— BEGIN ARTICLE —

Example
We use optimx
to solve pseudo Poisson maximum likelihood
estimation (PPML). If \(y_i\) is a
continuous random variable, it obviously does not follow a Poisson
distribution, whose support consists of non-negative integers. However,
if the conditional mean model \[E[y_i | x_i]
= \exp( x_i' \beta),\] is satisfied, we can still use the
Poisson regression to obtain a consistent estimator of the parameter
\(\beta\) even if \(y_i\) does not follow a conditional Poisson
distribution.
If \(Z\) follows a Poisson distribution with mean \(\lambda\), the probability mass function \[ \Pr(Z = k) = \frac{\mathrm{e}^{-\lambda} \lambda^k}{k!}, \mbox{ for }k=0,1,2,\ldots, \] so that \[ \log \Pr(Y = y | x) = -\exp(x'\beta) + y\cdot x'\beta - \log k! \] Since the last term is irrelevant to the parameter, the log-likelihood function is \[ \ell(\beta) = \log \Pr( \mathbf{y} | \mathbf{x};\beta ) = -\sum_{i=1}^n \exp(x_i'\beta) + \sum_{i=1}^n y_i x_i'\beta. \] In addition, it is easy to write the gradient \[ s(\beta) =\frac{\partial \ell(\beta)}{\partial \beta} = -\sum_{i=1}^n \exp(x_i'\beta)x_i + \sum_{i=1}^n y_i x_i. \] and verify that the Hessian \[ H(\beta) = \frac{\partial^2 \ell(\beta)}{\partial \beta \partial \beta'} = -\sum_{i=1}^n \exp(x_i'\beta)x_i x_i' \] is negative definite. Therefore, \(\ell(\beta)\) is strictly concave in \(\beta\).
In operational reserach, the default optimization is minimization, although economics has utility maximization and cost minimization and statistics has maximum likelihood estimation and minimal least squared estimation. To follow this convention in operational research, here we formulate the negative log-likelihood.
# Poisson likelihood
poisson.loglik = function( b ) {
b = as.matrix( b )
lambda = exp( X %*% b )
ell = -sum( -lambda + y * log(lambda) )
return(ell)

— END ARTICLE —

◆ **WORK INSTRUCTIONS**
1/ According to the article on pseudo Poisson estimation, which kind of optimization is the default in operational research?
2/ From the article on pseudo Poisson estimation, extract a passage word for word, beginning at the words "In operational reserach, the" and stopping after "return(ell)".
The records that follow are not needed for any task here.

— BEGIN MATERIAL SUPPLIED —

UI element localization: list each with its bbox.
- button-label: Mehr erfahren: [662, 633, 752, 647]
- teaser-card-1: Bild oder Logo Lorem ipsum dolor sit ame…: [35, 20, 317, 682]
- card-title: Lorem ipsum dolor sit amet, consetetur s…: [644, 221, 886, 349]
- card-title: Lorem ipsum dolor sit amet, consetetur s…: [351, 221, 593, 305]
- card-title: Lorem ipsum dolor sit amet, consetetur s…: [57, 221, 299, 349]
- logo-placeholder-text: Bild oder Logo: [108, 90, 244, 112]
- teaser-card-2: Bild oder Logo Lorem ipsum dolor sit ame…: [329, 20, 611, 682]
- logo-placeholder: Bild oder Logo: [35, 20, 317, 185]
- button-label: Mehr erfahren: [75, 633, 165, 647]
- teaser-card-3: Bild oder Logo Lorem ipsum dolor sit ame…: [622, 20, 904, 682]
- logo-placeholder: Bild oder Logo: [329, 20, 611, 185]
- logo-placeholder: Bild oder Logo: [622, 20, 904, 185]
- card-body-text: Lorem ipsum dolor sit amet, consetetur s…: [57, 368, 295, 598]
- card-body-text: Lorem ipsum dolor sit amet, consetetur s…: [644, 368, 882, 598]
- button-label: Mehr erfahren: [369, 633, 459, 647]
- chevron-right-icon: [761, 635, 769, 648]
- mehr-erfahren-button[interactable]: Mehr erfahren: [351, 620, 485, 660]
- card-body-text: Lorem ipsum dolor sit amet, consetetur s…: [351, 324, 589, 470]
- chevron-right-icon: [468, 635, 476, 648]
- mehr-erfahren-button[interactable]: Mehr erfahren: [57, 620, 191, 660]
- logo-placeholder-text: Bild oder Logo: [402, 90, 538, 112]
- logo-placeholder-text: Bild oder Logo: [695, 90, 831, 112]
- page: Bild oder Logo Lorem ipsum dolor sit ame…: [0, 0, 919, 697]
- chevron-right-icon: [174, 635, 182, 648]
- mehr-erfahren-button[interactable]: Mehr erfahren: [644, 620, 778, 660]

— END MATERIAL SUPPLIED —
— BEGIN MATERIAL SUPPLIED —

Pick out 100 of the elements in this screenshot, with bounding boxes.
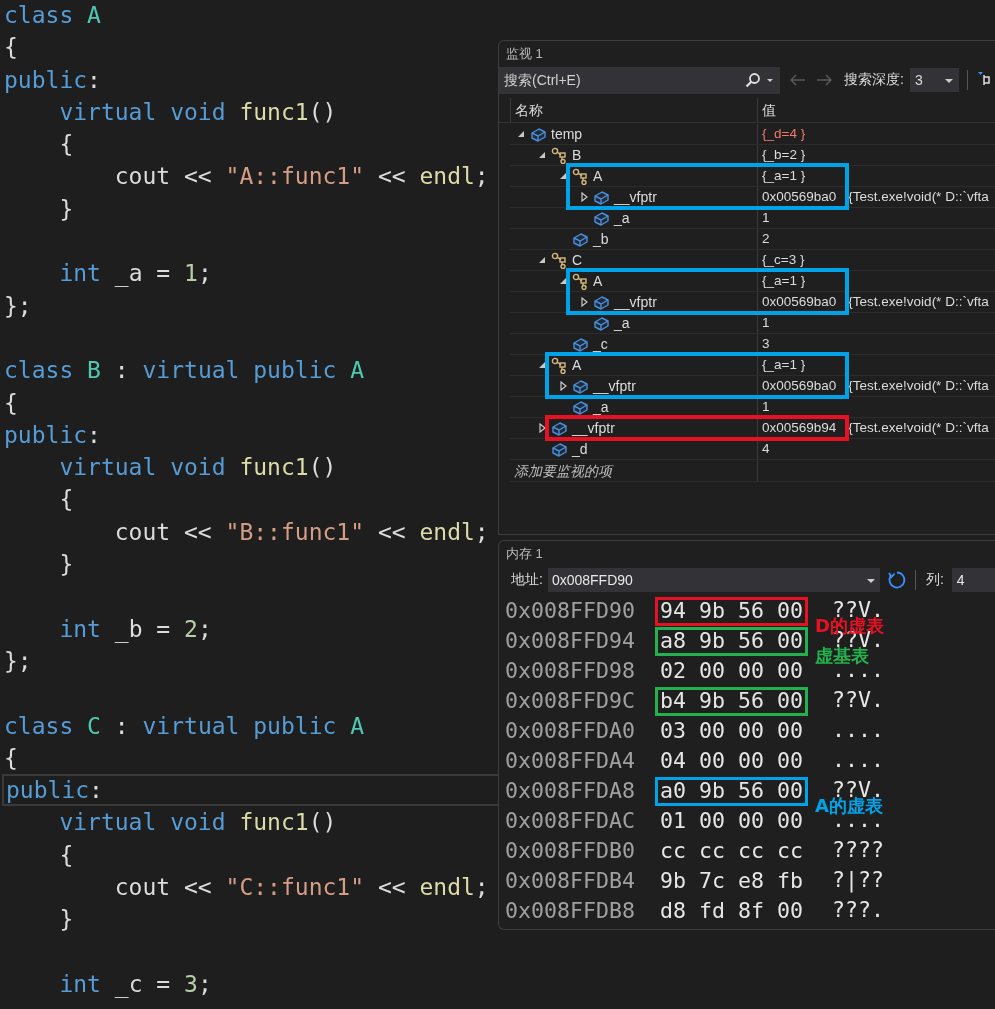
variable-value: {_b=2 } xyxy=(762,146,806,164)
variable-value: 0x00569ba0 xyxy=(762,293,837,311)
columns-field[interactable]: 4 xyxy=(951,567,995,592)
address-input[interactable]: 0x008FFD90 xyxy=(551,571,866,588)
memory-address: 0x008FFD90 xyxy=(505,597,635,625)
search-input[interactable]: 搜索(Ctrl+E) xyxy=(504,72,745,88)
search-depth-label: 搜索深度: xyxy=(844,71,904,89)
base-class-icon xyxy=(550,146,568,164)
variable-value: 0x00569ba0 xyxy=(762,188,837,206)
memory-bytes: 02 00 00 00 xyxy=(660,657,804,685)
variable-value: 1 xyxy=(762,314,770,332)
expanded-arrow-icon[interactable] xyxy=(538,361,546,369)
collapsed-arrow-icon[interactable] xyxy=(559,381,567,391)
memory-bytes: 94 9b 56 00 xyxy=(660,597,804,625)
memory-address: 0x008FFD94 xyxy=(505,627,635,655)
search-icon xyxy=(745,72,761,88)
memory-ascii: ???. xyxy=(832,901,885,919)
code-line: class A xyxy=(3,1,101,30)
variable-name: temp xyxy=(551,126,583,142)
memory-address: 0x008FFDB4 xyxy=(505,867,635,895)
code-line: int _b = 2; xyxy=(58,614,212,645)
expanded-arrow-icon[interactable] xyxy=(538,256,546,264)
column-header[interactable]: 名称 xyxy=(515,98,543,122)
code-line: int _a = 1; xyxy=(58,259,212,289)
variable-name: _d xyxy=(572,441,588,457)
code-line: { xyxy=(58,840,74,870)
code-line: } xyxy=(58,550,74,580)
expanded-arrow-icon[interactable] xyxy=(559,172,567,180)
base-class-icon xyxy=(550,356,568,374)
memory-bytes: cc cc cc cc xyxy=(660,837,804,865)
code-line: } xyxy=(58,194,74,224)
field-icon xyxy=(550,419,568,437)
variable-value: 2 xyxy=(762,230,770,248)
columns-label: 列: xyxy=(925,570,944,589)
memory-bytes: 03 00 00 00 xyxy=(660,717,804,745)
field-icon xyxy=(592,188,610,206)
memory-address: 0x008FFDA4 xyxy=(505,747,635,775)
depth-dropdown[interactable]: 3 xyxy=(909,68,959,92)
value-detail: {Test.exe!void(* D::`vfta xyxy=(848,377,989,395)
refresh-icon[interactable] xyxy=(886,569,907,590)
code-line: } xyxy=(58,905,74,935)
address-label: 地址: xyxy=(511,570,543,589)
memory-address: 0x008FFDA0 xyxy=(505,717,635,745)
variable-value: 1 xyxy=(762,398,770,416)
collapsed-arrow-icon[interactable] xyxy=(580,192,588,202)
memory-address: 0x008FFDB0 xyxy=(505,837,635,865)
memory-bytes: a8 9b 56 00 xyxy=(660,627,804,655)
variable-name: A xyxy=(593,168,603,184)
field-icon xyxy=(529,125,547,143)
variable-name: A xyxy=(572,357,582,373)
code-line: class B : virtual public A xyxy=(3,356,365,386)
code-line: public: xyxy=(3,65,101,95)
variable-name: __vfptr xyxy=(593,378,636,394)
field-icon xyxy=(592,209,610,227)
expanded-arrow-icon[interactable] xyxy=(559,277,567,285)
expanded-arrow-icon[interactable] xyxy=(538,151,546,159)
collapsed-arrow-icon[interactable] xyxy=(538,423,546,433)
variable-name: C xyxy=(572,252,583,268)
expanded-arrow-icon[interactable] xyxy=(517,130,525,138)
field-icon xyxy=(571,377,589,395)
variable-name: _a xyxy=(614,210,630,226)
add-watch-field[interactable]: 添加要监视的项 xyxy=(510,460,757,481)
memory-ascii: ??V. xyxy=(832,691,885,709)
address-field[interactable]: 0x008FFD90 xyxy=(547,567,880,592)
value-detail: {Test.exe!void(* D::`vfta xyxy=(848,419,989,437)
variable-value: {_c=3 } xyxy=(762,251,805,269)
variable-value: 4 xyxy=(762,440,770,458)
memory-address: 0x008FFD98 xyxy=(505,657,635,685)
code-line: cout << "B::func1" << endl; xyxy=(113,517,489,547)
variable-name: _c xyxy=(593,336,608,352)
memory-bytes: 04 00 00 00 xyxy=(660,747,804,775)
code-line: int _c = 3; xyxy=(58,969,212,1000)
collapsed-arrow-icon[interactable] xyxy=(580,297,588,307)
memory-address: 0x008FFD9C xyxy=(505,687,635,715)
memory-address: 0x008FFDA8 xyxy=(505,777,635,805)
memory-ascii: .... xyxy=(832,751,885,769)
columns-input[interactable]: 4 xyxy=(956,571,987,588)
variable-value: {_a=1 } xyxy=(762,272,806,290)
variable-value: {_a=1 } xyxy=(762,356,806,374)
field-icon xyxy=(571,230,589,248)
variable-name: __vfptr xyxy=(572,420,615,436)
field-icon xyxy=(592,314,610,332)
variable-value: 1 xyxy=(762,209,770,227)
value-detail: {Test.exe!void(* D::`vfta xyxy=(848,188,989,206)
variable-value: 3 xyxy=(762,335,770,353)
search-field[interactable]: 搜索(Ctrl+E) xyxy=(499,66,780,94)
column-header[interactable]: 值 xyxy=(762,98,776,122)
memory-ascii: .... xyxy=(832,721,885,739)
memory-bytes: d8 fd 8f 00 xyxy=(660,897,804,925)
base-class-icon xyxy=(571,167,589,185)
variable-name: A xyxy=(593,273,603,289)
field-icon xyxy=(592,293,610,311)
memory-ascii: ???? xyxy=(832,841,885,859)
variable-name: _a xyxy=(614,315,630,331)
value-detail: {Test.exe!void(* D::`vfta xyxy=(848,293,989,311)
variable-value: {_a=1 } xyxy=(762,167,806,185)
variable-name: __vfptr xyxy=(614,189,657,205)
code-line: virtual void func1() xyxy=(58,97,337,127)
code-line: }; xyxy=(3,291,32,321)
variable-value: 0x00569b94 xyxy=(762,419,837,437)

— END MATERIAL SUPPLIED —

◆ **SOLUTIONS TO THE TASKS**
1/ Minimization is the default.

2/
In operational reserach, the default optimization is minimization, although economics has utility maximization and cost minimization and statistics has maximum likelihood estimation and minimal least squared estimation. To follow this convention in operational research, here we formulate the negative log-likelihood.
# Poisson likelihood
poisson.loglik = function( b ) {
b = as.matrix( b )
lambda = exp( X %*% b )
ell = -sum( -lambda + y * log(lambda) )
return(ell)